> _EXERCISE INSTRUCTIONS_
Go through the listing and return every line with "background" in it.

> _SUPPLIED MATERIAL_
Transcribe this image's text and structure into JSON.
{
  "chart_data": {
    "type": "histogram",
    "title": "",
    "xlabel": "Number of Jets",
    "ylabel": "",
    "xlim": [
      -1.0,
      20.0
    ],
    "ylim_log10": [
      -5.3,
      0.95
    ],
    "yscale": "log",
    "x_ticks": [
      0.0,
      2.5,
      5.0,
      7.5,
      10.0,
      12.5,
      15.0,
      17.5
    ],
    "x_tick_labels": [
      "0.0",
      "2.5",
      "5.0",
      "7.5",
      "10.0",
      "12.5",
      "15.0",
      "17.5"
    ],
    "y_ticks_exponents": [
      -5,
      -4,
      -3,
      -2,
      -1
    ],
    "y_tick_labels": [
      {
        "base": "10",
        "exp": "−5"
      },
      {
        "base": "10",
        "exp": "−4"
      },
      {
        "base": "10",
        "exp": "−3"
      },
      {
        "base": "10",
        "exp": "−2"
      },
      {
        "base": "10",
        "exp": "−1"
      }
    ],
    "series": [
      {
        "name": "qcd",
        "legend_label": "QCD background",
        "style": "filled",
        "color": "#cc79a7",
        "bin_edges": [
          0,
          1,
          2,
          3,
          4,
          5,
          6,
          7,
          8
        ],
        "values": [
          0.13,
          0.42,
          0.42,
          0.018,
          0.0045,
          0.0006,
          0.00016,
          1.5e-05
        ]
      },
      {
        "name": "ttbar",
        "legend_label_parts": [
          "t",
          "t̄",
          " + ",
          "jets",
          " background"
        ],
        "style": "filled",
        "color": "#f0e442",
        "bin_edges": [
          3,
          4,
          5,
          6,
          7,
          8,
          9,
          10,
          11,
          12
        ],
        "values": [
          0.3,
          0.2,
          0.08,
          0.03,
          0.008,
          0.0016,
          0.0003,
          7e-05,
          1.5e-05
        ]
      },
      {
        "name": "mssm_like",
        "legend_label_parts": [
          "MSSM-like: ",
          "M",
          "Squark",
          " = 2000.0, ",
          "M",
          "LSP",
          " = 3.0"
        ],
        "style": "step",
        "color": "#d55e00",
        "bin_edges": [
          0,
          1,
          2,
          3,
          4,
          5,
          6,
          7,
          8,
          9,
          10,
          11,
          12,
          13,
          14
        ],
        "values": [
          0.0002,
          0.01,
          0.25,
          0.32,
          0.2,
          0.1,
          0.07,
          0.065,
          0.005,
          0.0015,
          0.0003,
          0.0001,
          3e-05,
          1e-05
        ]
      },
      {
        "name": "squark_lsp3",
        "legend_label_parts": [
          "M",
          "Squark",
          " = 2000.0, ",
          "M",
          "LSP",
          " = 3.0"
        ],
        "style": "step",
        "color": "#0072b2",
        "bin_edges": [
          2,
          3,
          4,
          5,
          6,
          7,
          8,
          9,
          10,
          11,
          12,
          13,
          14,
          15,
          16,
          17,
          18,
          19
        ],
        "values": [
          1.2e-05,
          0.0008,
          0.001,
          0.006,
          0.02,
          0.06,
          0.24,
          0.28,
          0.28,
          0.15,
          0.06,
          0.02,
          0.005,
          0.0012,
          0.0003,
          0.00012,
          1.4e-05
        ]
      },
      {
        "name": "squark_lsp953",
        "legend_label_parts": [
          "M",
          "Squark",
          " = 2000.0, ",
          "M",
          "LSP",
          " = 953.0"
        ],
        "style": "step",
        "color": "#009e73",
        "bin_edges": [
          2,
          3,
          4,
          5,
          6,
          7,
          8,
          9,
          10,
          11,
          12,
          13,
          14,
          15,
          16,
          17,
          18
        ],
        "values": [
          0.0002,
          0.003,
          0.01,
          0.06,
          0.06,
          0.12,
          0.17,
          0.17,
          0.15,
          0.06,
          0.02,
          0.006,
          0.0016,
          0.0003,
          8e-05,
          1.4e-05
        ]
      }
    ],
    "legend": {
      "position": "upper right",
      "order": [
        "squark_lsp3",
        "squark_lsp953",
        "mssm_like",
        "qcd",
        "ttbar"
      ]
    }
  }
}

> _ANSWER FOR THE TASK_
        "legend_label": "QCD background",
          " background"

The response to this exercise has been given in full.